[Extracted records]
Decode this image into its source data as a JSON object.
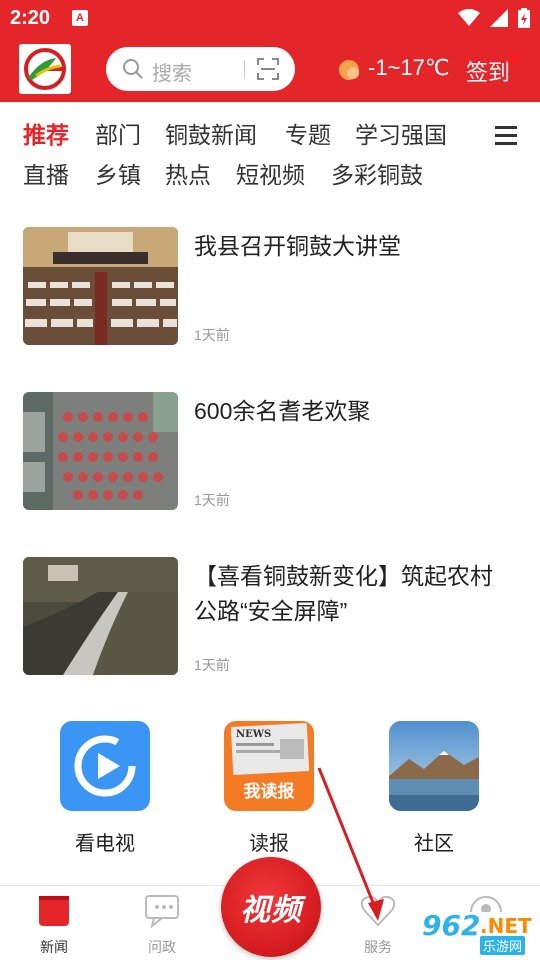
{
  "status_bar": {
    "time": "2:20",
    "badge": "A"
  },
  "header": {
    "search_placeholder": "搜索",
    "weather": "-1~17℃",
    "signin_label": "签到",
    "accent_color": "#e4262a"
  },
  "tabs": {
    "row1": [
      "推荐",
      "部门",
      "铜鼓新闻",
      "专题",
      "学习强国"
    ],
    "row2": [
      "直播",
      "乡镇",
      "热点",
      "短视频",
      "多彩铜鼓"
    ],
    "active": "推荐"
  },
  "news": [
    {
      "title": "我县召开铜鼓大讲堂",
      "time": "1天前"
    },
    {
      "title": "600余名耆老欢聚",
      "time": "1天前"
    },
    {
      "title": "【喜看铜鼓新变化】筑起农村公路“安全屏障”",
      "time": "1天前"
    }
  ],
  "services": [
    {
      "label": "看电视",
      "icon": "tv-play-icon"
    },
    {
      "label": "读报",
      "icon": "newspaper-icon",
      "icon_text": "我读报",
      "icon_news": "NEWS"
    },
    {
      "label": "社区",
      "icon": "landscape-icon"
    }
  ],
  "bottom_nav": {
    "items": [
      {
        "label": "新闻",
        "icon": "news-icon",
        "active": true
      },
      {
        "label": "问政",
        "icon": "chat-icon",
        "active": false
      },
      {
        "label": "服务",
        "icon": "heart-icon",
        "active": false
      }
    ],
    "center_label": "视频"
  },
  "watermark": {
    "num": "962",
    "net": ".NET",
    "sub": "乐游网"
  }
}
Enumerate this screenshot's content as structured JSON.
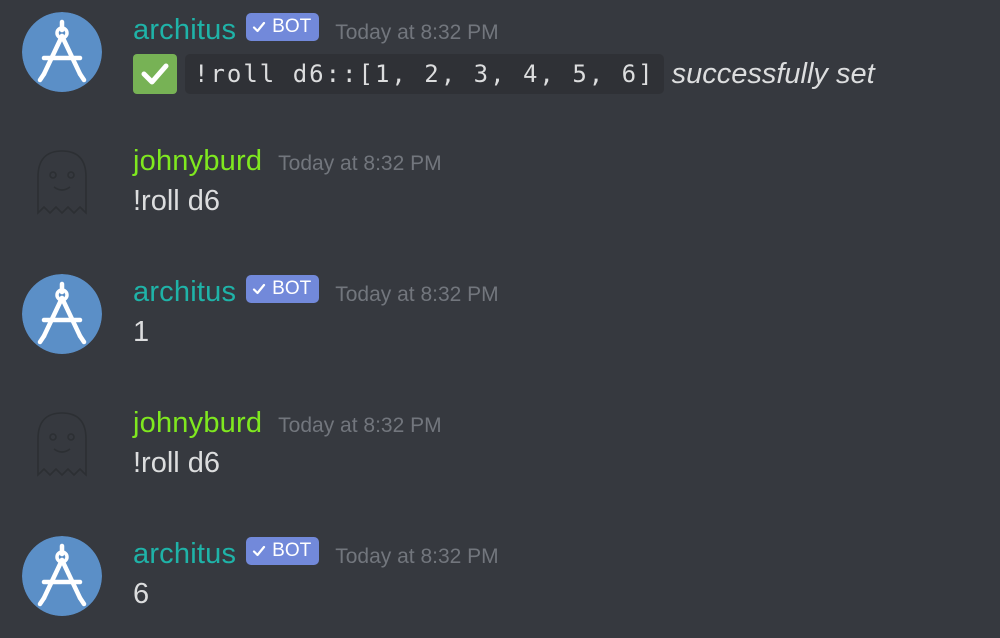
{
  "messages": [
    {
      "author": "architus",
      "bot_tag": "BOT",
      "timestamp": "Today at 8:32 PM",
      "content": {
        "code": "!roll d6::[1, 2, 3, 4, 5, 6]",
        "suffix": "successfully set"
      }
    },
    {
      "author": "johnyburd",
      "timestamp": "Today at 8:32 PM",
      "content": {
        "text": "!roll d6"
      }
    },
    {
      "author": "architus",
      "bot_tag": "BOT",
      "timestamp": "Today at 8:32 PM",
      "content": {
        "text": "1"
      }
    },
    {
      "author": "johnyburd",
      "timestamp": "Today at 8:32 PM",
      "content": {
        "text": "!roll d6"
      }
    },
    {
      "author": "architus",
      "bot_tag": "BOT",
      "timestamp": "Today at 8:32 PM",
      "content": {
        "text": "6"
      }
    }
  ],
  "colors": {
    "background": "#36393f",
    "bot_username": "#1fb3a8",
    "user_username": "#7fe81f",
    "bot_tag": "#7289da",
    "timestamp": "#72767d",
    "bot_avatar": "#5b8fc7",
    "check_emoji": "#77b255"
  },
  "icons": {
    "bot_avatar": "compass-icon",
    "user_avatar": "ghost-icon",
    "bot_tag_check": "check-icon",
    "content_check": "white-check-mark-icon"
  }
}
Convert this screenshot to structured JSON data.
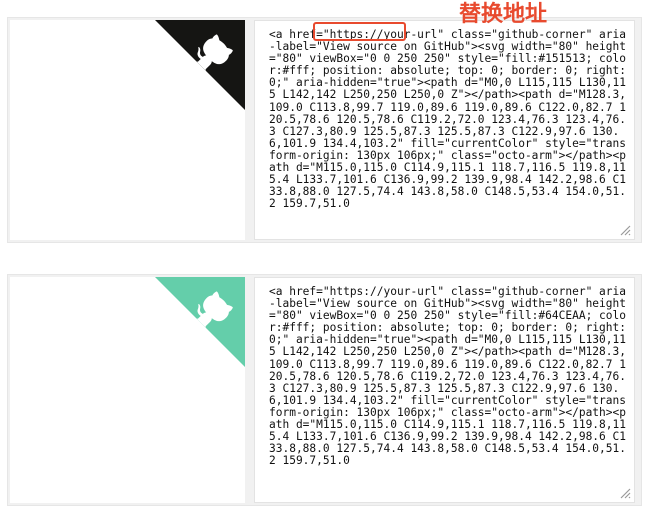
{
  "annotation": {
    "label": "替换地址",
    "color": "#e84a2e"
  },
  "examples": [
    {
      "fill_color": "#151513",
      "icon": "github-octocat-icon",
      "code": "<a href=\"https://your-url\" class=\"github-corner\" aria-label=\"View source on GitHub\"><svg width=\"80\" height=\"80\" viewBox=\"0 0 250 250\" style=\"fill:#151513; color:#fff; position: absolute; top: 0; border: 0; right: 0;\" aria-hidden=\"true\"><path d=\"M0,0 L115,115 L130,115 L142,142 L250,250 L250,0 Z\"></path><path d=\"M128.3,109.0 C113.8,99.7 119.0,89.6 119.0,89.6 C122.0,82.7 120.5,78.6 120.5,78.6 C119.2,72.0 123.4,76.3 123.4,76.3 C127.3,80.9 125.5,87.3 125.5,87.3 C122.9,97.6 130.6,101.9 134.4,103.2\" fill=\"currentColor\" style=\"transform-origin: 130px 106px;\" class=\"octo-arm\"></path><path d=\"M115.0,115.0 C114.9,115.1 118.7,116.5 119.8,115.4 L133.7,101.6 C136.9,99.2 139.9,98.4 142.2,98.6 C133.8,88.0 127.5,74.4 143.8,58.0 C148.5,53.4 154.0,51.2 159.7,51.0"
    },
    {
      "fill_color": "#64CEAA",
      "icon": "github-octocat-icon",
      "code": "<a href=\"https://your-url\" class=\"github-corner\" aria-label=\"View source on GitHub\"><svg width=\"80\" height=\"80\" viewBox=\"0 0 250 250\" style=\"fill:#64CEAA; color:#fff; position: absolute; top: 0; border: 0; right: 0;\" aria-hidden=\"true\"><path d=\"M0,0 L115,115 L130,115 L142,142 L250,250 L250,0 Z\"></path><path d=\"M128.3,109.0 C113.8,99.7 119.0,89.6 119.0,89.6 C122.0,82.7 120.5,78.6 120.5,78.6 C119.2,72.0 123.4,76.3 123.4,76.3 C127.3,80.9 125.5,87.3 125.5,87.3 C122.9,97.6 130.6,101.9 134.4,103.2\" fill=\"currentColor\" style=\"transform-origin: 130px 106px;\" class=\"octo-arm\"></path><path d=\"M115.0,115.0 C114.9,115.1 118.7,116.5 119.8,115.4 L133.7,101.6 C136.9,99.2 139.9,98.4 142.2,98.6 C133.8,88.0 127.5,74.4 143.8,58.0 C148.5,53.4 154.0,51.2 159.7,51.0"
    }
  ]
}
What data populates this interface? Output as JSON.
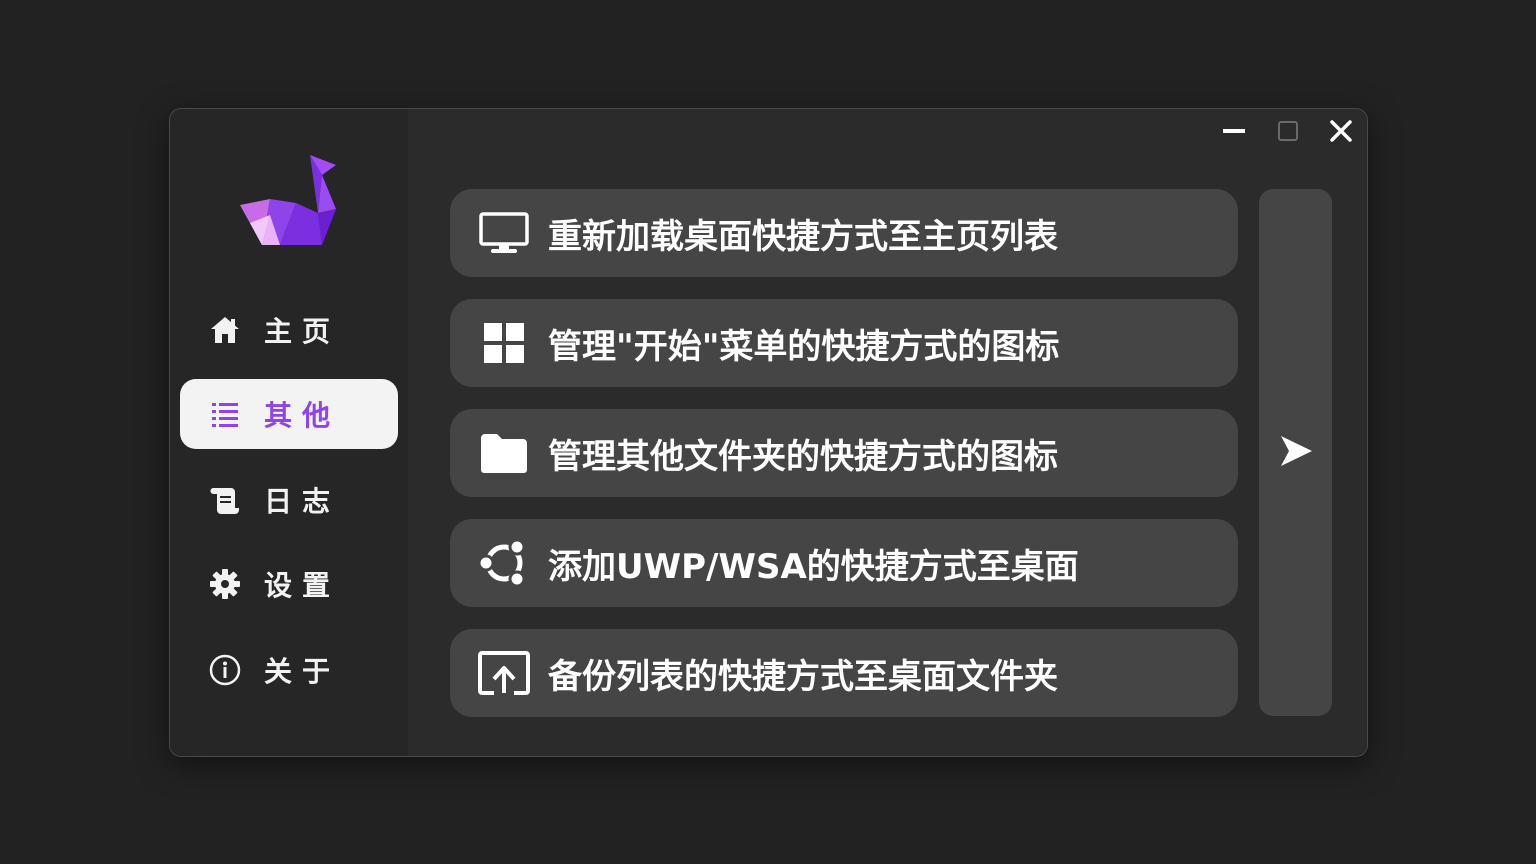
{
  "window": {
    "controls": {
      "minimize_icon": "minimize-icon",
      "maximize_icon": "maximize-icon",
      "close_icon": "close-icon"
    }
  },
  "colors": {
    "accent": "#8e44e8",
    "background": "#222222",
    "window": "#2b2b2b",
    "sidebar": "#262626",
    "card": "#454545",
    "active_nav_bg": "#f3f3f3"
  },
  "sidebar": {
    "logo_icon": "origami-swan-logo",
    "items": [
      {
        "label": "主页",
        "icon": "home-icon",
        "active": false
      },
      {
        "label": "其他",
        "icon": "list-icon",
        "active": true
      },
      {
        "label": "日志",
        "icon": "scroll-icon",
        "active": false
      },
      {
        "label": "设置",
        "icon": "gear-icon",
        "active": false
      },
      {
        "label": "关于",
        "icon": "info-icon",
        "active": false
      }
    ]
  },
  "actions": [
    {
      "label": "重新加载桌面快捷方式至主页列表",
      "icon": "monitor-icon"
    },
    {
      "label": "管理\"开始\"菜单的快捷方式的图标",
      "icon": "windows-start-icon"
    },
    {
      "label": "管理其他文件夹的快捷方式的图标",
      "icon": "folder-icon"
    },
    {
      "label": "添加UWP/WSA的快捷方式至桌面",
      "icon": "ubuntu-icon"
    },
    {
      "label": "备份列表的快捷方式至桌面文件夹",
      "icon": "upload-screen-icon"
    }
  ],
  "go_button": {
    "icon": "send-arrow-icon"
  }
}
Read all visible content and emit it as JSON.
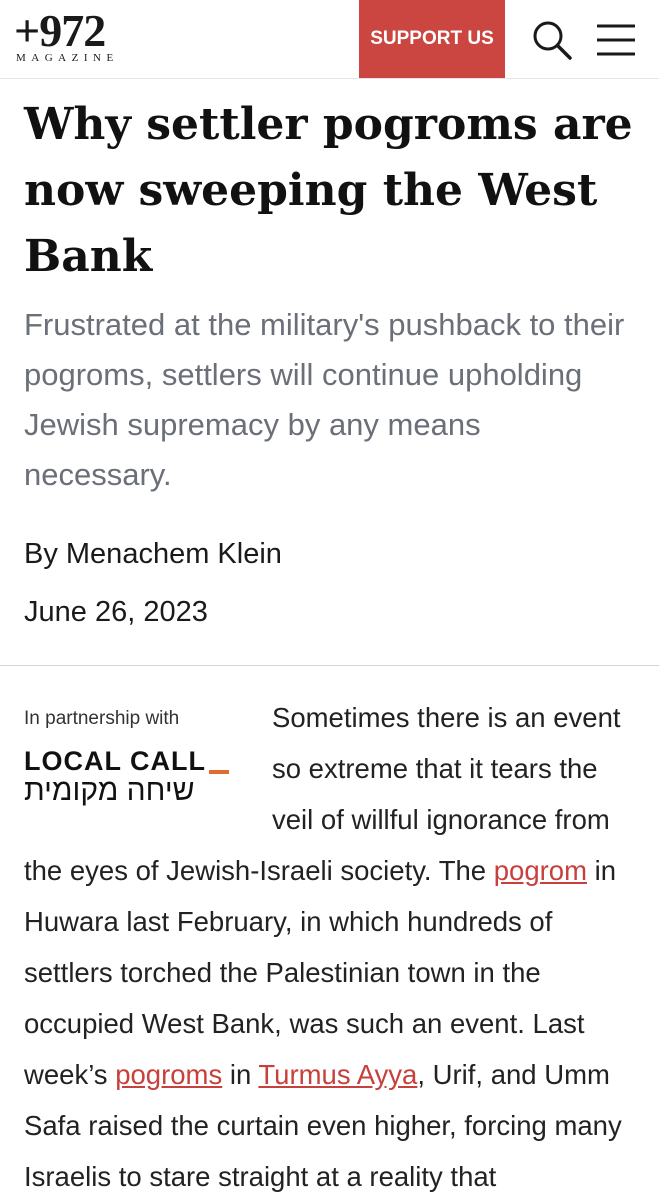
{
  "header": {
    "logo_main": "+972",
    "logo_sub": "MAGAZINE",
    "support_label": "SUPPORT US",
    "brand_color": "#cb4641"
  },
  "article": {
    "title": "Why settler pogroms are now sweeping the West Bank",
    "subtitle": "Frustrated at the military's pushback to their pogroms, settlers will continue upholding Jewish supremacy by any means necessary.",
    "byline": "By Menachem Klein",
    "date": "June 26, 2023"
  },
  "partner": {
    "label": "In partnership with",
    "name": "LOCAL CALL",
    "name_hebrew": "שיחה מקומית"
  },
  "body": {
    "t1": "Sometimes there is an event so extreme that it tears the veil of willful ignorance from the eyes of Jewish-Israeli society. The ",
    "link1": "pogrom",
    "t2": " in Huwara last February, in which hundreds of settlers torched the Palestinian town in the occupied West Bank, was such an event. Last week’s ",
    "link2": "pogroms",
    "t3": " in ",
    "link3": "Turmus Ayya",
    "t4": ", Urif, and Umm Safa raised the curtain even higher, forcing many Israelis to stare straight at a reality that"
  },
  "icons": {
    "search": "search-icon",
    "menu": "hamburger-menu-icon"
  },
  "colors": {
    "link": "#c8403b",
    "subtitle": "#6a6f78",
    "local_call_accent": "#e26a2c"
  }
}
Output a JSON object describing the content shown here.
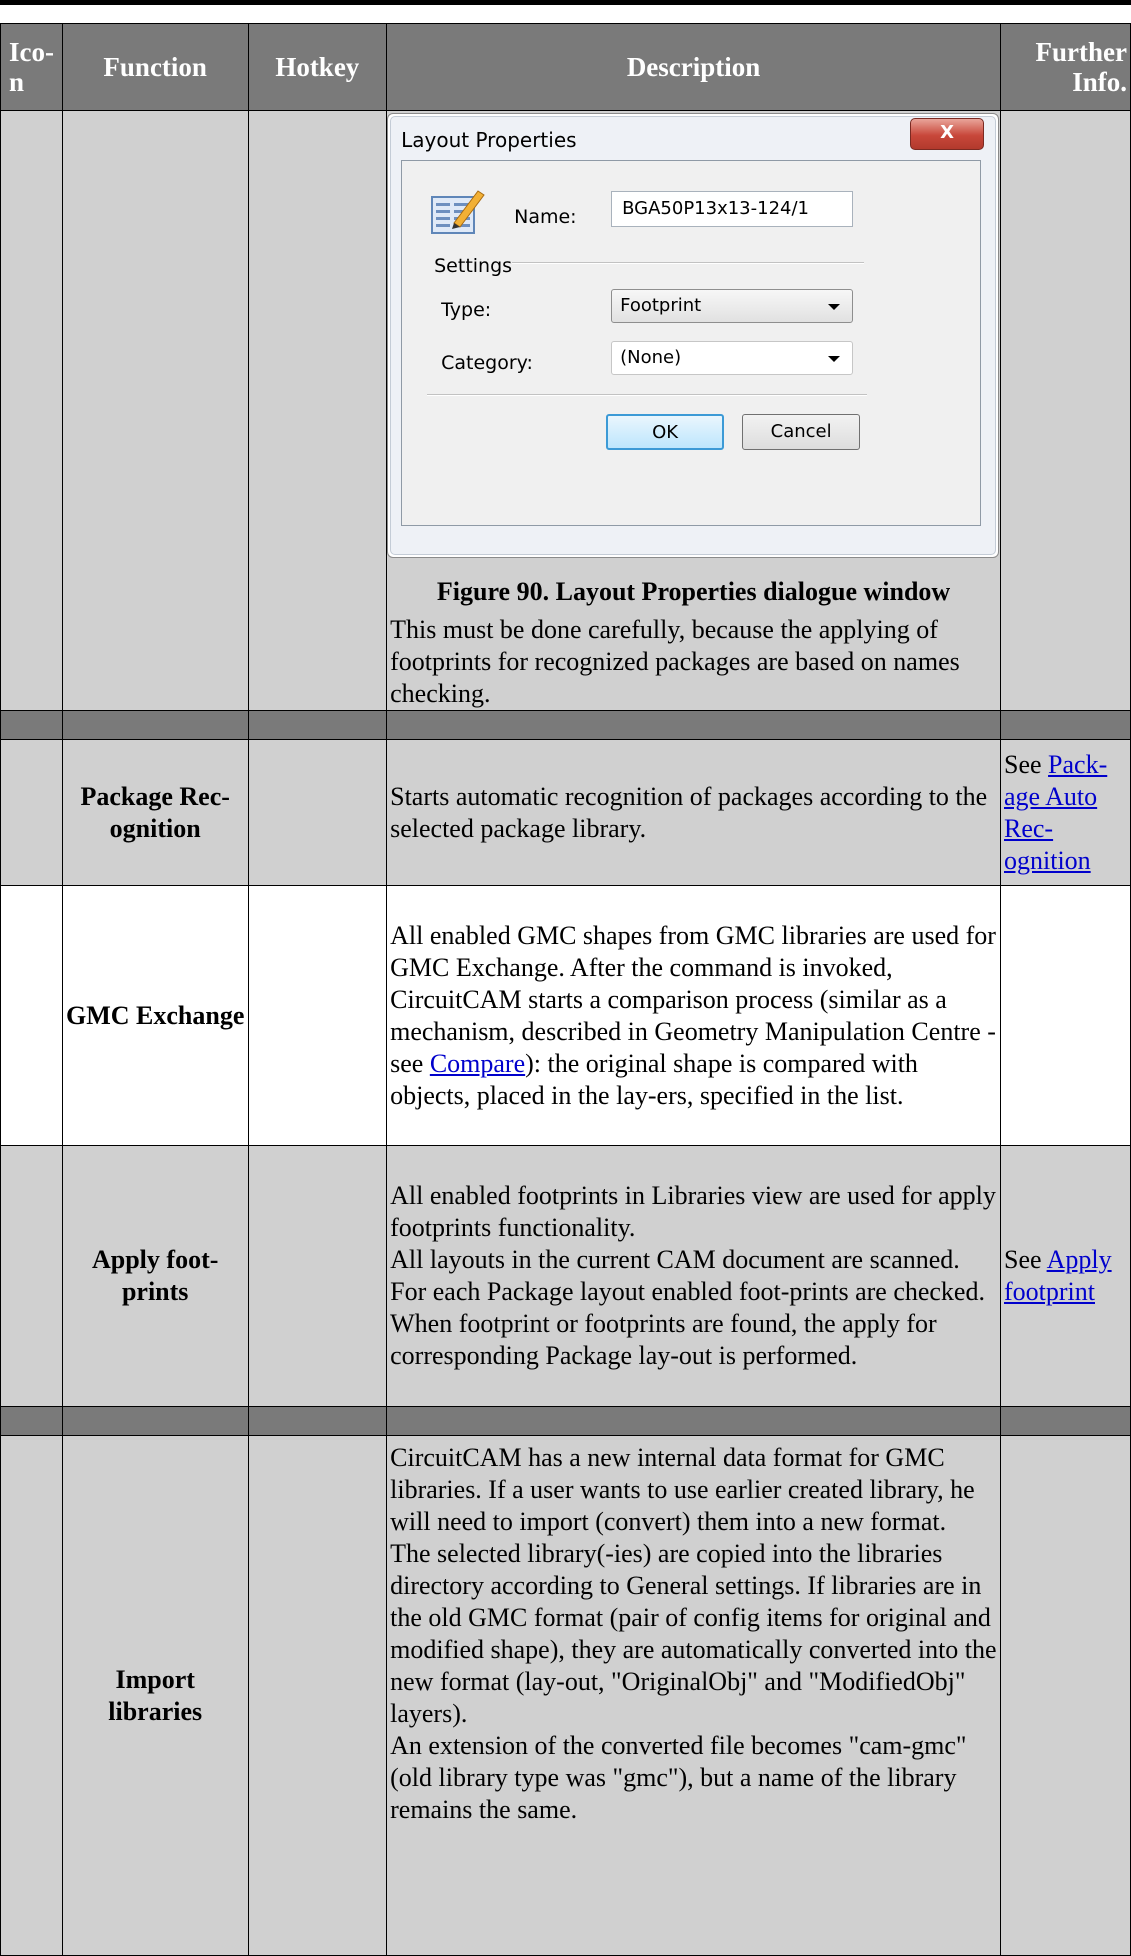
{
  "columns": {
    "icon": "Ico-n",
    "function": "Function",
    "hotkey": "Hotkey",
    "description": "Description",
    "further_info": "Further Info."
  },
  "dialog": {
    "title": "Layout Properties",
    "close_glyph": "X",
    "name_label": "Name:",
    "name_value": "BGA50P13x13-124/1",
    "settings_label": "Settings",
    "type_label": "Type:",
    "type_value": "Footprint",
    "category_label": "Category:",
    "category_value": "(None)",
    "ok_label": "OK",
    "cancel_label": "Cancel"
  },
  "row1": {
    "caption": "Figure 90. Layout Properties dialogue window",
    "text": "This must be done carefully, because the applying of footprints for recognized packages are based on names checking."
  },
  "row2": {
    "function": "Package Rec-ognition",
    "description": "Starts automatic recognition of packages according to the selected package library.",
    "info_prefix": "See ",
    "info_link": "Pack-age Auto Rec-ognition"
  },
  "row3": {
    "function": "GMC Exchange",
    "description_before": "All enabled GMC shapes from GMC libraries are used for GMC Exchange. After the command is invoked, CircuitCAM starts a comparison process (similar as a mechanism, described in Geometry Manipulation Centre - see ",
    "description_link": "Compare",
    "description_after": "): the original shape is compared with objects, placed in the lay-ers, specified in the list."
  },
  "row4": {
    "function": "Apply foot-prints",
    "description_p1": "All enabled footprints in Libraries view are used for apply footprints functionality.",
    "description_p2": "All layouts in the current CAM document are scanned. For each Package layout enabled foot-prints are checked. When footprint or footprints are found, the apply for corresponding Package lay-out is performed.",
    "info_prefix": "See ",
    "info_link": "Apply footprint"
  },
  "row5": {
    "function": "Import libraries",
    "description_p1": "CircuitCAM has a new internal data format for GMC libraries. If a user wants to use earlier created library, he will need to import (convert) them into a new format.",
    "description_p2": "The selected library(-ies) are copied into the libraries directory according to General settings. If libraries are in the old GMC format (pair of config items for original and modified shape), they are automatically converted into the new format (lay-out, \"OriginalObj\" and \"ModifiedObj\" layers).",
    "description_p3": "An extension of the converted file becomes \"cam-gmc\" (old library type was \"gmc\"), but a name of the library remains the same."
  },
  "colors": {
    "header_bg": "#7a7a7a",
    "row_gray": "#d0d0d0",
    "link": "#0000cc"
  }
}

Stated problem:
Of the lines above, copy each that contains "event".

Correct output:
    "t1": "Sometimes there is an event so extreme that it tears the veil of willful ignorance from the eyes of Jewish-Israeli society. The ",
    "t2": " in Huwara last February, in which hundreds of settlers torched the Palestinian town in the occupied West Bank, was such an event. Last week’s ",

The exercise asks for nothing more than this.